(Collected data)

+++++

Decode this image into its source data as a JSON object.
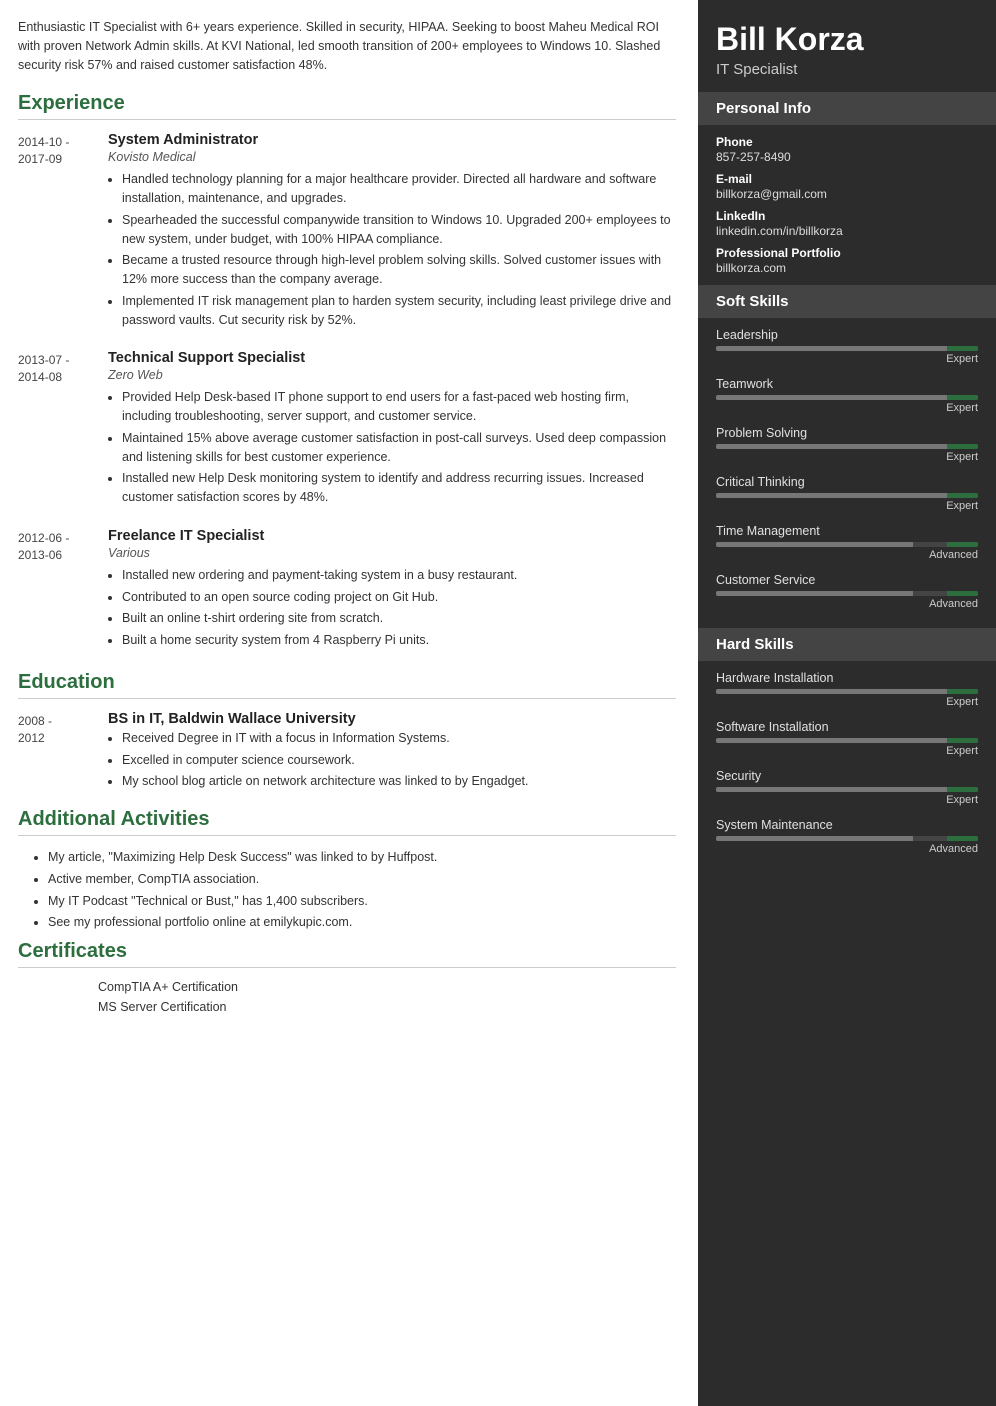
{
  "summary": "Enthusiastic IT Specialist with 6+ years experience. Skilled in security, HIPAA. Seeking to boost Maheu Medical ROI with proven Network Admin skills. At KVI National, led smooth transition of 200+ employees to Windows 10. Slashed security risk 57% and raised customer satisfaction 48%.",
  "sections": {
    "experience_title": "Experience",
    "education_title": "Education",
    "activities_title": "Additional Activities",
    "certificates_title": "Certificates"
  },
  "experience": [
    {
      "dates": "2014-10 -\n2017-09",
      "title": "System Administrator",
      "company": "Kovisto Medical",
      "bullets": [
        "Handled technology planning for a major healthcare provider. Directed all hardware and software installation, maintenance, and upgrades.",
        "Spearheaded the successful companywide transition to Windows 10. Upgraded 200+ employees to new system, under budget, with 100% HIPAA compliance.",
        "Became a trusted resource through high-level problem solving skills. Solved customer issues with 12% more success than the company average.",
        "Implemented IT risk management plan to harden system security, including least privilege drive and password vaults. Cut security risk by 52%."
      ]
    },
    {
      "dates": "2013-07 -\n2014-08",
      "title": "Technical Support Specialist",
      "company": "Zero Web",
      "bullets": [
        "Provided Help Desk-based IT phone support to end users for a fast-paced web hosting firm, including troubleshooting, server support, and customer service.",
        "Maintained 15% above average customer satisfaction in post-call surveys. Used deep compassion and listening skills for best customer experience.",
        "Installed new Help Desk monitoring system to identify and address recurring issues. Increased customer satisfaction scores by 48%."
      ]
    },
    {
      "dates": "2012-06 -\n2013-06",
      "title": "Freelance IT Specialist",
      "company": "Various",
      "bullets": [
        "Installed new ordering and payment-taking system in a busy restaurant.",
        "Contributed to an open source coding project on Git Hub.",
        "Built an online t-shirt ordering site from scratch.",
        "Built a home security system from 4 Raspberry Pi units."
      ]
    }
  ],
  "education": [
    {
      "dates": "2008 -\n2012",
      "title": "BS in IT, Baldwin Wallace University",
      "bullets": [
        "Received Degree in IT with a focus in Information Systems.",
        "Excelled in computer science coursework.",
        "My school blog article on network architecture was linked to by Engadget."
      ]
    }
  ],
  "activities": [
    "My article, \"Maximizing Help Desk Success\" was linked to by Huffpost.",
    "Active member, CompTIA association.",
    "My IT Podcast \"Technical or Bust,\" has 1,400 subscribers.",
    "See my professional portfolio online at emilykupic.com."
  ],
  "certificates": [
    "CompTIA A+ Certification",
    "MS Server Certification"
  ],
  "right": {
    "name": "Bill Korza",
    "title": "IT Specialist",
    "personal_info_title": "Personal Info",
    "phone_label": "Phone",
    "phone": "857-257-8490",
    "email_label": "E-mail",
    "email": "billkorza@gmail.com",
    "linkedin_label": "LinkedIn",
    "linkedin": "linkedin.com/in/billkorza",
    "portfolio_label": "Professional Portfolio",
    "portfolio": "billkorza.com",
    "soft_skills_title": "Soft Skills",
    "soft_skills": [
      {
        "name": "Leadership",
        "level": "Expert",
        "pct": 95
      },
      {
        "name": "Teamwork",
        "level": "Expert",
        "pct": 95
      },
      {
        "name": "Problem Solving",
        "level": "Expert",
        "pct": 95
      },
      {
        "name": "Critical Thinking",
        "level": "Expert",
        "pct": 95
      },
      {
        "name": "Time Management",
        "level": "Advanced",
        "pct": 75
      },
      {
        "name": "Customer Service",
        "level": "Advanced",
        "pct": 75
      }
    ],
    "hard_skills_title": "Hard Skills",
    "hard_skills": [
      {
        "name": "Hardware Installation",
        "level": "Expert",
        "pct": 95
      },
      {
        "name": "Software Installation",
        "level": "Expert",
        "pct": 95
      },
      {
        "name": "Security",
        "level": "Expert",
        "pct": 95
      },
      {
        "name": "System Maintenance",
        "level": "Advanced",
        "pct": 75
      }
    ]
  }
}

+++++

Of the lines in this data, how many contain "Medical"? Reply with only the number.

2